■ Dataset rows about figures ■

****************************************

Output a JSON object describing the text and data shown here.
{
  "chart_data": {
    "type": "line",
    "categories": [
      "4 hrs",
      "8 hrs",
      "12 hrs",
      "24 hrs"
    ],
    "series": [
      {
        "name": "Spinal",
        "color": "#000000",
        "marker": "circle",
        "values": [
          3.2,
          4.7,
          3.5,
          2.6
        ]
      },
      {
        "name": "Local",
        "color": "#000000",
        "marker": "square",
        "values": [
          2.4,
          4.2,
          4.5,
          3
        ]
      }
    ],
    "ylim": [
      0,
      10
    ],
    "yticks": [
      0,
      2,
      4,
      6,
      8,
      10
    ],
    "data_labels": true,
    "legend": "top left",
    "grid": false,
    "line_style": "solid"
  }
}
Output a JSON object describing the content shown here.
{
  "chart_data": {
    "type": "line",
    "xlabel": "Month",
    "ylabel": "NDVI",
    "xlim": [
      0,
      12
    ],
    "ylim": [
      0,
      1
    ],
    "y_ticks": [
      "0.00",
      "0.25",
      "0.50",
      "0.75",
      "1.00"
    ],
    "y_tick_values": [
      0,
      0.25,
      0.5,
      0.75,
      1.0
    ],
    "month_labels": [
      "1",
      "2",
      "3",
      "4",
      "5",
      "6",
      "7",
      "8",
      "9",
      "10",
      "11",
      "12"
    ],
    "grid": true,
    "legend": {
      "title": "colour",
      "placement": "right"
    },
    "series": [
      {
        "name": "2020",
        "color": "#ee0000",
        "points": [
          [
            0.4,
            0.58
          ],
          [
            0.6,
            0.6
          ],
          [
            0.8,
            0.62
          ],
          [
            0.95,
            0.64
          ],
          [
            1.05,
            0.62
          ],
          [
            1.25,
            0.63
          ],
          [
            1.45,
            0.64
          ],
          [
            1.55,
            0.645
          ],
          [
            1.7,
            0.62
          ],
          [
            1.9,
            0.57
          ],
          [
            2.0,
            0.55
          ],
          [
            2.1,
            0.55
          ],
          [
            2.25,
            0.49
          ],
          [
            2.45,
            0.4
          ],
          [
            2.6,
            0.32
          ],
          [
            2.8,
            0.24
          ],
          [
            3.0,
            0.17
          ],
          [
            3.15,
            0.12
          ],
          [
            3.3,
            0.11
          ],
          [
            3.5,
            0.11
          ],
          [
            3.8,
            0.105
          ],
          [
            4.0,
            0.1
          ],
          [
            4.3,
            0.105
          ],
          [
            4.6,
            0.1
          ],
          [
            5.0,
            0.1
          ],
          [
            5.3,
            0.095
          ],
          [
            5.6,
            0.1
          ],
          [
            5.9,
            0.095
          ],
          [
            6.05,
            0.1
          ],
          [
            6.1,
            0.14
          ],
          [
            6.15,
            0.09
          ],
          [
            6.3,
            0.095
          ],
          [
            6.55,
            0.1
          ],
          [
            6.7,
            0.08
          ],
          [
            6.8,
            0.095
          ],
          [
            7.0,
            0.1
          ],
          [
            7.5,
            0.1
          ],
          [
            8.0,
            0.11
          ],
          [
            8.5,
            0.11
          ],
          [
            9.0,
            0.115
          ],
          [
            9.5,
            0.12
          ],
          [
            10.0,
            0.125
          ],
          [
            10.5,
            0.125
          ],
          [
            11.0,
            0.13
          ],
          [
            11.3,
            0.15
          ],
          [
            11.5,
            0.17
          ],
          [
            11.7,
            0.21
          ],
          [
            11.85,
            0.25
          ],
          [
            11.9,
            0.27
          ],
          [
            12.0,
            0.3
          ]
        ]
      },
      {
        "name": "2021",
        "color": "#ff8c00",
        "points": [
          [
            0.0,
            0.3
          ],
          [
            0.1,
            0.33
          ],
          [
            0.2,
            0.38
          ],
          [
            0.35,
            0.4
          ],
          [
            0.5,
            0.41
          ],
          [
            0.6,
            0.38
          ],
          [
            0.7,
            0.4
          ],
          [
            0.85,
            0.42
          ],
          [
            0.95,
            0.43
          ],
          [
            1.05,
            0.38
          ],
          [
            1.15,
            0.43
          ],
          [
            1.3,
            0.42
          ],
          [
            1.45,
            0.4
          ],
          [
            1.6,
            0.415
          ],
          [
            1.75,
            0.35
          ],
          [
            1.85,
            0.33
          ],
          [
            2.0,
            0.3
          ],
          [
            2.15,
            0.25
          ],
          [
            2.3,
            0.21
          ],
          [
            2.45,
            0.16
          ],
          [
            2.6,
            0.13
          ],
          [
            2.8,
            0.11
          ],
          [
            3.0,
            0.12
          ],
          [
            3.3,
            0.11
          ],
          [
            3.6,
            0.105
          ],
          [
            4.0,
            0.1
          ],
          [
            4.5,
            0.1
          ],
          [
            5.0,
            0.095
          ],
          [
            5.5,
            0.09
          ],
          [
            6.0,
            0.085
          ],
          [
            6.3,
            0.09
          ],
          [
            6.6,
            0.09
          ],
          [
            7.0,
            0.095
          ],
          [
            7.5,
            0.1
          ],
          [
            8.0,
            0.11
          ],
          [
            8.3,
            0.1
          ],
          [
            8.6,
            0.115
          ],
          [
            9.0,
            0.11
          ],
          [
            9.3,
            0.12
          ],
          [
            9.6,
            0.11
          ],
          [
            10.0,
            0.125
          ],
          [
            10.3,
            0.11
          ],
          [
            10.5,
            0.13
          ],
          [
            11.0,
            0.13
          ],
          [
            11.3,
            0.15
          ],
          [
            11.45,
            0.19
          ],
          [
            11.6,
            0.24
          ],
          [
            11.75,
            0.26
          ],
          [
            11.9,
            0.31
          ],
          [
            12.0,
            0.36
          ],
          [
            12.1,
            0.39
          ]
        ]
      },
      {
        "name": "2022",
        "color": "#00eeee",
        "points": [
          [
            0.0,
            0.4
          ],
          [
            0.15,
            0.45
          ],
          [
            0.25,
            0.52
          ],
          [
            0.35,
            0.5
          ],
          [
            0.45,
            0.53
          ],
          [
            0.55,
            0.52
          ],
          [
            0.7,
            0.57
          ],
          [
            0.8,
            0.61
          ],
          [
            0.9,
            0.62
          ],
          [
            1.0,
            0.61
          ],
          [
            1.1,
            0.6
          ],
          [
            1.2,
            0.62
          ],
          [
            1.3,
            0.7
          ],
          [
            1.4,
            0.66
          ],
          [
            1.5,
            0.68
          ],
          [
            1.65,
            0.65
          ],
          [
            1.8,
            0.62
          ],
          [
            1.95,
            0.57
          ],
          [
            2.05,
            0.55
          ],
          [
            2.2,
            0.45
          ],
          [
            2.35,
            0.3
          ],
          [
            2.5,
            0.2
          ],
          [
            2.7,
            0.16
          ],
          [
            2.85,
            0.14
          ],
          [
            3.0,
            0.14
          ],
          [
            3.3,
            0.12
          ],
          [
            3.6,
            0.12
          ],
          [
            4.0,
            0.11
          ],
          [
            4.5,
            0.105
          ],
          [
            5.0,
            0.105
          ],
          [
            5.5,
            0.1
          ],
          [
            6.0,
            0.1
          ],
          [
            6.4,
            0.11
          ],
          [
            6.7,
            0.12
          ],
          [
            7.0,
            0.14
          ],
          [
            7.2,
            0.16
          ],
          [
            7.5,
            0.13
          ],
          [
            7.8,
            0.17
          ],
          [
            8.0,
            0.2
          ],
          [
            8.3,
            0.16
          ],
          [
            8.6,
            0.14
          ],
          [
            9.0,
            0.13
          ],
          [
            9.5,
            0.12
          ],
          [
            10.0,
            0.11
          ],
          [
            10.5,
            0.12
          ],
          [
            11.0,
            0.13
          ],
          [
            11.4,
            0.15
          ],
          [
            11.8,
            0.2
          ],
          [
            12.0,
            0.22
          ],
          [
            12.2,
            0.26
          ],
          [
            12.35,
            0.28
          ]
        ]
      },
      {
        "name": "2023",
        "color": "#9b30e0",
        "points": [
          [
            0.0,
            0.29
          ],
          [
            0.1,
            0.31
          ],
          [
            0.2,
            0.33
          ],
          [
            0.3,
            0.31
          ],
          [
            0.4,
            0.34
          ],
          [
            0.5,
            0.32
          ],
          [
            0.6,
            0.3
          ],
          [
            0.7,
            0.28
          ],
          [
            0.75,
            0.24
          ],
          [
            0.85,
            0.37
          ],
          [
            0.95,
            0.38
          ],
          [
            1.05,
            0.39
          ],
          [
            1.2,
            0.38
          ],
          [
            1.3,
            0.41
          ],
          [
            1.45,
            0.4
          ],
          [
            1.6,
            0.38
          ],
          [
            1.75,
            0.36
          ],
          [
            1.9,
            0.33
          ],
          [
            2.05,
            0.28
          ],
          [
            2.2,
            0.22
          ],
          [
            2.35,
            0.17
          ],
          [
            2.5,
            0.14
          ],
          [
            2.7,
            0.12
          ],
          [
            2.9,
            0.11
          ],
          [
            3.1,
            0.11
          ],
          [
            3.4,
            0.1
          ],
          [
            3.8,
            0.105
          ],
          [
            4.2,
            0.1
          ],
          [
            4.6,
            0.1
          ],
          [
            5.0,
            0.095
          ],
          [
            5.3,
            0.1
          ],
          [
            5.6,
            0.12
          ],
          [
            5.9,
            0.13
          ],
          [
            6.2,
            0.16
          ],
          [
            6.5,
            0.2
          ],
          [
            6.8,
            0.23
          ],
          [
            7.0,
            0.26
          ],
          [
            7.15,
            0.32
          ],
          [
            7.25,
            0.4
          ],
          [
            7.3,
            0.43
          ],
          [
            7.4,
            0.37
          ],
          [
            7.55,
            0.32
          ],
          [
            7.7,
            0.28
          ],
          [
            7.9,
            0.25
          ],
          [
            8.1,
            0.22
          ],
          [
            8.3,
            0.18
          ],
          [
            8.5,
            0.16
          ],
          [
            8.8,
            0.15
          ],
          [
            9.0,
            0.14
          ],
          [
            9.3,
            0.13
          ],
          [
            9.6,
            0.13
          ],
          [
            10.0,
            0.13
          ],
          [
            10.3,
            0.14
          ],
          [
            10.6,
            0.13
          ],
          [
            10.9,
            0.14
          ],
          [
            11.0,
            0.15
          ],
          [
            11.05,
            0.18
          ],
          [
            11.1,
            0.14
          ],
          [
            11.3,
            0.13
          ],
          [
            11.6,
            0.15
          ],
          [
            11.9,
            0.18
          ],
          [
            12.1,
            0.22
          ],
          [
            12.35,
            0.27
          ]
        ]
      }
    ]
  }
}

****************************************

■ Written task ■
Reproduce each line of the entries in which the word "Output" is found.

■ Response for this exercise ■
Output a JSON object describing the text and data shown here.
Output a JSON object describing the content shown here.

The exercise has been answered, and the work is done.